(Data entries)
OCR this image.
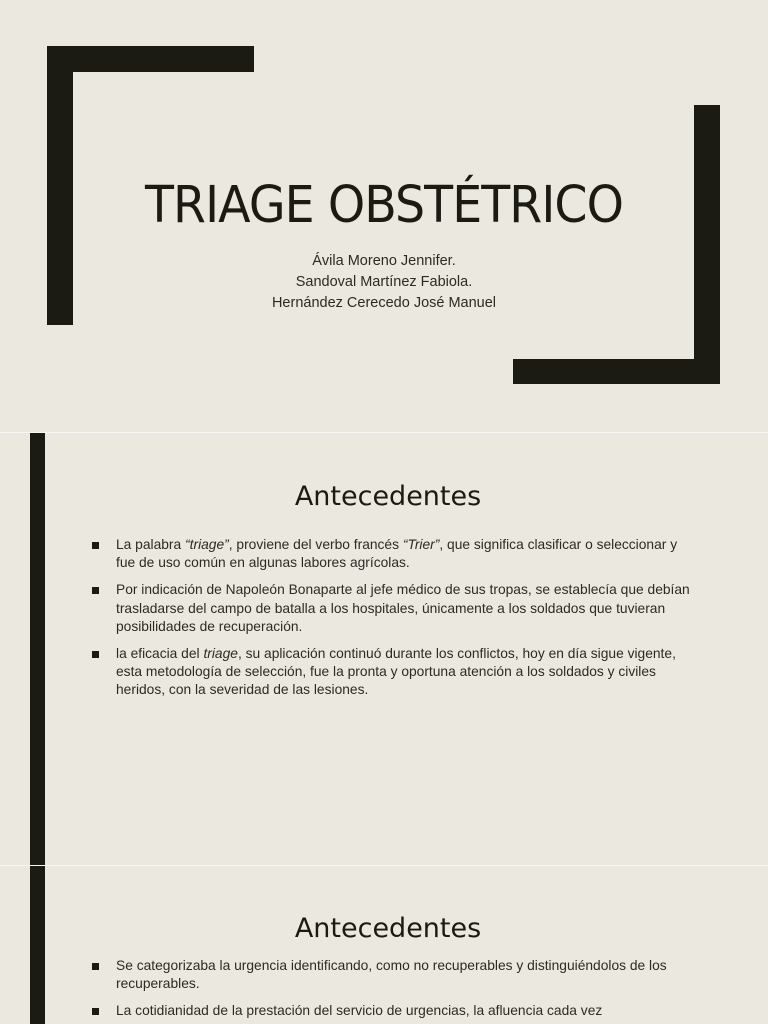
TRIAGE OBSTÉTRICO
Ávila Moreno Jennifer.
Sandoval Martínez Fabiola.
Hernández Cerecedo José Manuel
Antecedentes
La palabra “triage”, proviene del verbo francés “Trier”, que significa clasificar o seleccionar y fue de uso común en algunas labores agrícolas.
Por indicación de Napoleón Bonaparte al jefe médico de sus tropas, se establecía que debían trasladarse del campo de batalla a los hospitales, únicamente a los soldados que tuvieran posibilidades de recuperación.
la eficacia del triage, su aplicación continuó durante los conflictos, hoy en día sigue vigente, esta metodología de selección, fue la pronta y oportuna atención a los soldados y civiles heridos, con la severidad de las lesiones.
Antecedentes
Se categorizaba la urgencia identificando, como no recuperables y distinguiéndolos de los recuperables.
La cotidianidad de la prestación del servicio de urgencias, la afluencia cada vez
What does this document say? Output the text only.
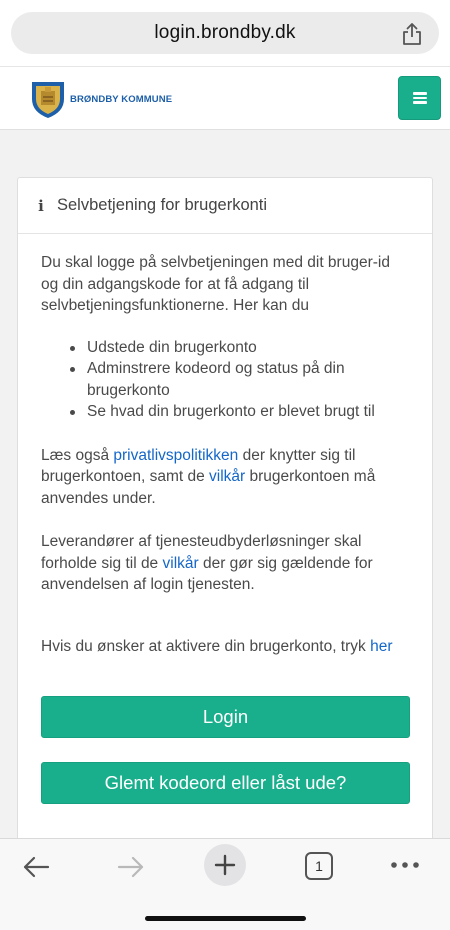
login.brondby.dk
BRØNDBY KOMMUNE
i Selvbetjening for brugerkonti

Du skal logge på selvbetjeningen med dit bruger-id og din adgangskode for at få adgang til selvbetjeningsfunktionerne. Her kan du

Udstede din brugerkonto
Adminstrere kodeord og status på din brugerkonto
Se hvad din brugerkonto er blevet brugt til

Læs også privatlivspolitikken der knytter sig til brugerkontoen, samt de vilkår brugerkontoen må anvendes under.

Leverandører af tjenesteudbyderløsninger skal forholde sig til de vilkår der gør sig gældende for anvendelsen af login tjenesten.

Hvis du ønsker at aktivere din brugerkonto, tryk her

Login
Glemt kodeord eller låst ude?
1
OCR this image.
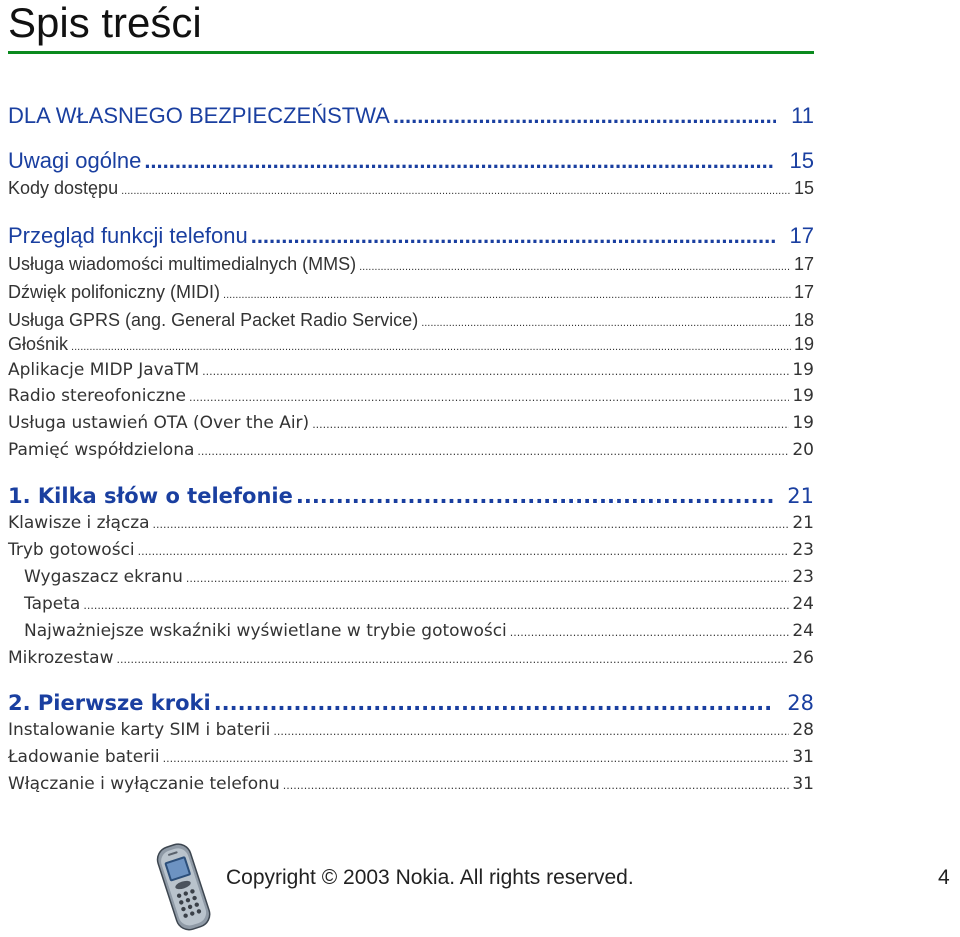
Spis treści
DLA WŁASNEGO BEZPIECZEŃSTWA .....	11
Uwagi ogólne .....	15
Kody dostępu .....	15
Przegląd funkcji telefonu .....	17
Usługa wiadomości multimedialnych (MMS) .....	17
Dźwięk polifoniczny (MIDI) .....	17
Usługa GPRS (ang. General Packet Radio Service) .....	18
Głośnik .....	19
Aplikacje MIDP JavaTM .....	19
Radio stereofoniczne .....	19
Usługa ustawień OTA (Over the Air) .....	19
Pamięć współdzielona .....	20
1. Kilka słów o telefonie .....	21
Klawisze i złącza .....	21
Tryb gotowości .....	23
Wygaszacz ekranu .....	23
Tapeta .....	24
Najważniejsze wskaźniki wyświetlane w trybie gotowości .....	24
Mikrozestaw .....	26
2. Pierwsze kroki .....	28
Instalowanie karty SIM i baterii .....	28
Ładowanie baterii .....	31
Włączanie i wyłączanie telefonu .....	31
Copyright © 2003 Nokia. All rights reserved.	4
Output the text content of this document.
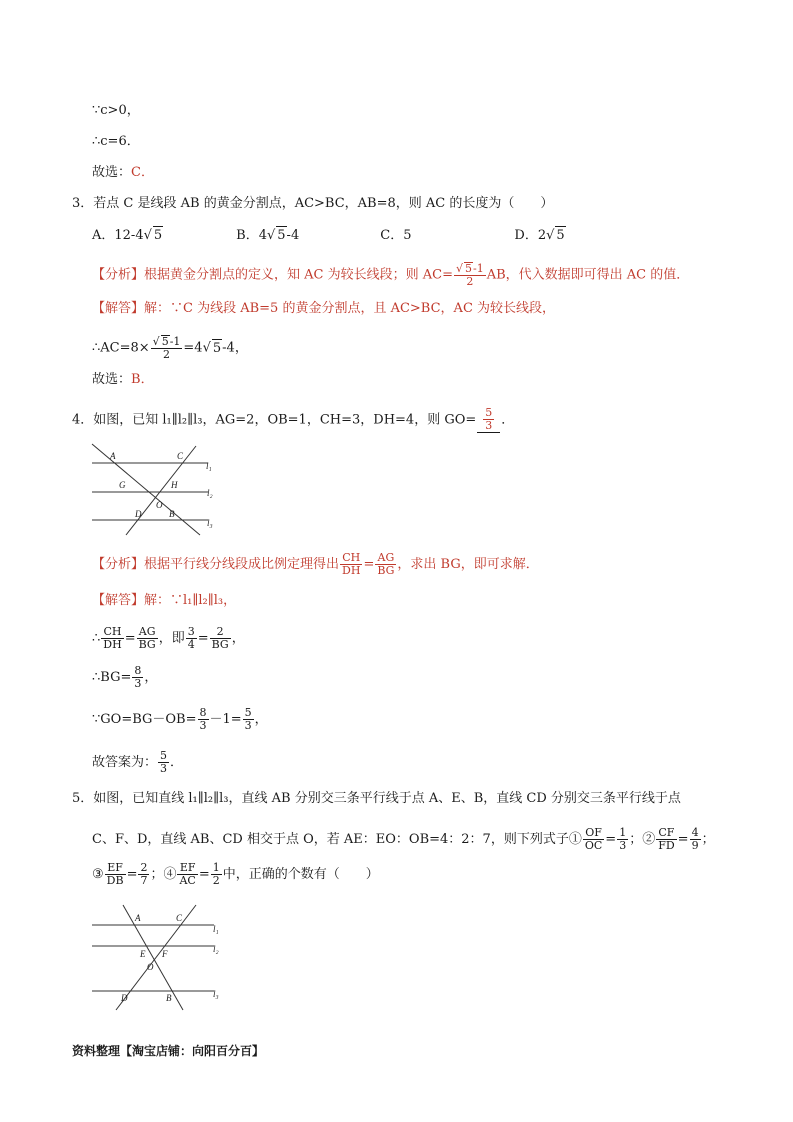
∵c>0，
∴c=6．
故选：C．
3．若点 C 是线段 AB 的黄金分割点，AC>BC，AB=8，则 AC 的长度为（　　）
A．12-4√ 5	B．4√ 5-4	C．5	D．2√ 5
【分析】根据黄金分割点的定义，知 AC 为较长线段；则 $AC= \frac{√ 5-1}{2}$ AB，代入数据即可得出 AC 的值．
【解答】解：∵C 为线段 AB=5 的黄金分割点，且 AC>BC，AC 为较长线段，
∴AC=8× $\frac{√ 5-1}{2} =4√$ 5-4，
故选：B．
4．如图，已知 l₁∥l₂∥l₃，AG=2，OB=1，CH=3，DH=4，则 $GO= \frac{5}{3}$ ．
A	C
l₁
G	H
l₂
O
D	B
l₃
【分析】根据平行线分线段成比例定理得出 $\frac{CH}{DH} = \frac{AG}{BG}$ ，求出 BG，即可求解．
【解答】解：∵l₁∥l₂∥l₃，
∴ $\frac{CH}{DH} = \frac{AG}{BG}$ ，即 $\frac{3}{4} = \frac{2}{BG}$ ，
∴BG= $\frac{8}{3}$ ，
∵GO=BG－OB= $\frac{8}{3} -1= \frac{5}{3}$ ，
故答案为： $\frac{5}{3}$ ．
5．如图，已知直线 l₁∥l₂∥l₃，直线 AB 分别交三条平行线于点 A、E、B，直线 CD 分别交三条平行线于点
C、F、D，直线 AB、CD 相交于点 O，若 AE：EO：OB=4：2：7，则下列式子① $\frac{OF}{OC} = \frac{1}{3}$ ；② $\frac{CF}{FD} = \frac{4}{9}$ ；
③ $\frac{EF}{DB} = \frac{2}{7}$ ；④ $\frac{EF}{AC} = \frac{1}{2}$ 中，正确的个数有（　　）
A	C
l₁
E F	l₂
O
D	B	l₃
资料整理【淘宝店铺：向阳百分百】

Exercise requirements | Return every line above in which the string "telefonu" occurs.

Task answer |
Przegląd funkcji telefonu .....	17
Włączanie i wyłączanie telefonu .....	31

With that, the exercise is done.